→ Given instruction
Print every line of the listing exactly, please.

Data records:
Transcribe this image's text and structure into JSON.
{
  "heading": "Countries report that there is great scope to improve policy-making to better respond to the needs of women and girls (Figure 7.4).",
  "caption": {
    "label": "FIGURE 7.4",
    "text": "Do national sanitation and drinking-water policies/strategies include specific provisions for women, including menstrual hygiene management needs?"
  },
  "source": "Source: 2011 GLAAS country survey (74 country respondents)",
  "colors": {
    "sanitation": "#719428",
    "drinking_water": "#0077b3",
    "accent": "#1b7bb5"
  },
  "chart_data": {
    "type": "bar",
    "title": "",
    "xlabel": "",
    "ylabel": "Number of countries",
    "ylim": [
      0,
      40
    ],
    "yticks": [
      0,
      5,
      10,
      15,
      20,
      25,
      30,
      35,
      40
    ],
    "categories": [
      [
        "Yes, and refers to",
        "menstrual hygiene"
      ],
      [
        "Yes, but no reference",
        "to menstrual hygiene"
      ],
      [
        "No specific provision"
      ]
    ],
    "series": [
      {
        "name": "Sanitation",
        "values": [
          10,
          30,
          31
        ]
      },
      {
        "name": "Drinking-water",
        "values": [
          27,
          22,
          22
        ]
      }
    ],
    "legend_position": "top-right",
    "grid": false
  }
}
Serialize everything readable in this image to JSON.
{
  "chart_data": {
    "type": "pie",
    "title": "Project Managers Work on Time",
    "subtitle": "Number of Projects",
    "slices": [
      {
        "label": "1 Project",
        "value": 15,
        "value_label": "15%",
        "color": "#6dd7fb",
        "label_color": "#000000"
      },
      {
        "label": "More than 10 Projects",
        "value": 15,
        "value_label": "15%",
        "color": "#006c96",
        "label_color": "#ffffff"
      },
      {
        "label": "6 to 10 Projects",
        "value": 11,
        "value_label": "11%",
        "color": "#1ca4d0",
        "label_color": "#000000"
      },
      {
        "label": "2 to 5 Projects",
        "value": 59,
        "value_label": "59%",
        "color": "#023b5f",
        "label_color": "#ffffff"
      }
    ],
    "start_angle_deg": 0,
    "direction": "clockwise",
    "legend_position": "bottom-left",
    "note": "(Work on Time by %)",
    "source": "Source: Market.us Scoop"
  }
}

→ Full answer
Transcribe this image's text and structure into JSON.
{
  "heading": "Countries report that there is great scope to improve policy-making to better respond to the needs of women and girls (Figure 7.4).",
  "caption": {
    "label": "FIGURE 7.4",
    "text": "Do national sanitation and drinking-water policies/strategies include specific provisions for women, including menstrual hygiene management needs?"
  },
  "source": "Source: 2011 GLAAS country survey (74 country respondents)",
  "colors": {
    "sanitation": "#719428",
    "drinking_water": "#0077b3",
    "accent": "#1b7bb5"
  },
  "chart_data": {
    "type": "bar",
    "title": "",
    "xlabel": "",
    "ylabel": "Number of countries",
    "ylim": [
      0,
      40
    ],
    "yticks": [
      0,
      5,
      10,
      15,
      20,
      25,
      30,
      35,
      40
    ],
    "categories": [
      [
        "Yes, and refers to",
        "menstrual hygiene"
      ],
      [
        "Yes, but no reference",
        "to menstrual hygiene"
      ],
      [
        "No specific provision"
      ]
    ],
    "series": [
      {
        "name": "Sanitation",
        "values": [
          10,
          30,
          31
        ]
      },
      {
        "name": "Drinking-water",
        "values": [
          27,
          22,
          22
        ]
      }
    ],
    "legend_position": "top-right",
    "grid": false
  }
}
Serialize everything readable in this image to JSON.
{
  "chart_data": {
    "type": "pie",
    "title": "Project Managers Work on Time",
    "subtitle": "Number of Projects",
    "slices": [
      {
        "label": "1 Project",
        "value": 15,
        "value_label": "15%",
        "color": "#6dd7fb",
        "label_color": "#000000"
      },
      {
        "label": "More than 10 Projects",
        "value": 15,
        "value_label": "15%",
        "color": "#006c96",
        "label_color": "#ffffff"
      },
      {
        "label": "6 to 10 Projects",
        "value": 11,
        "value_label": "11%",
        "color": "#1ca4d0",
        "label_color": "#000000"
      },
      {
        "label": "2 to 5 Projects",
        "value": 59,
        "value_label": "59%",
        "color": "#023b5f",
        "label_color": "#ffffff"
      }
    ],
    "start_angle_deg": 0,
    "direction": "clockwise",
    "legend_position": "bottom-left",
    "note": "(Work on Time by %)",
    "source": "Source: Market.us Scoop"
  }
}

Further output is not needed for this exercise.